_Goal_: Write the data out again exactly, with no pictures.

_Data rows_:
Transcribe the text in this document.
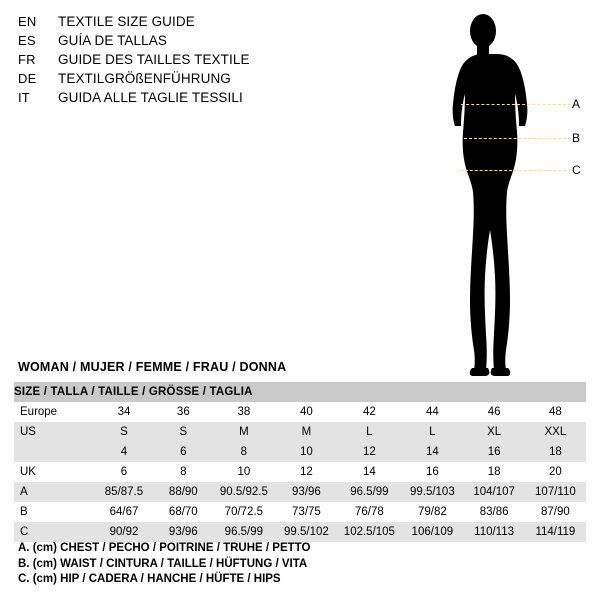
EN	TEXTILE SIZE GUIDE
ES	GUÍA DE TALLAS
FR	GUIDE DES TAILLES TEXTILE
DE	TEXTILGRÖßENFÜHRUNG
IT	GUIDA ALLE TAGLIE TESSILI	A
B
C
WOMAN / MUJER / FEMME / FRAU / DONNA
SIZE / TALLA / TAILLE / GRÖSSE / TAGLIA								
Europe	34	36	38	40	42	44	46	48
US	S	S	M	M	L	L	XL	XXL
	4	6	8	10	12	14	16	18
UK	6	8	10	12	14	16	18	20
A	85/87.5	88/90	90.5/92.5	93/96	96.5/99	99.5/103	104/107	107/110
B	64/67	68/70	70/72.5	73/75	76/78	79/82	83/86	87/90
C	90/92	93/96	96.5/99	99.5/102	102.5/105	106/109	110/113	114/119
A. (cm) CHEST / PECHO / POITRINE / TRUHE / PETTO
B. (cm) WAIST / CINTURA / TAILLE / HÜFTUNG / VITA
C. (cm) HIP / CADERA / HANCHE / HÜFTE / HIPS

_Right answer_:
Transcribe the text in this document.
EN	TEXTILE SIZE GUIDE
ES	GUÍA DE TALLAS
FR	GUIDE DES TAILLES TEXTILE
DE	TEXTILGRÖßENFÜHRUNG
IT	GUIDA ALLE TAGLIE TESSILI	A
B
C
WOMAN / MUJER / FEMME / FRAU / DONNA
SIZE / TALLA / TAILLE / GRÖSSE / TAGLIA								
Europe	34	36	38	40	42	44	46	48
US	S	S	M	M	L	L	XL	XXL
	4	6	8	10	12	14	16	18
UK	6	8	10	12	14	16	18	20
A	85/87.5	88/90	90.5/92.5	93/96	96.5/99	99.5/103	104/107	107/110
B	64/67	68/70	70/72.5	73/75	76/78	79/82	83/86	87/90
C	90/92	93/96	96.5/99	99.5/102	102.5/105	106/109	110/113	114/119
A. (cm) CHEST / PECHO / POITRINE / TRUHE / PETTO
B. (cm) WAIST / CINTURA / TAILLE / HÜFTUNG / VITA
C. (cm) HIP / CADERA / HANCHE / HÜFTE / HIPS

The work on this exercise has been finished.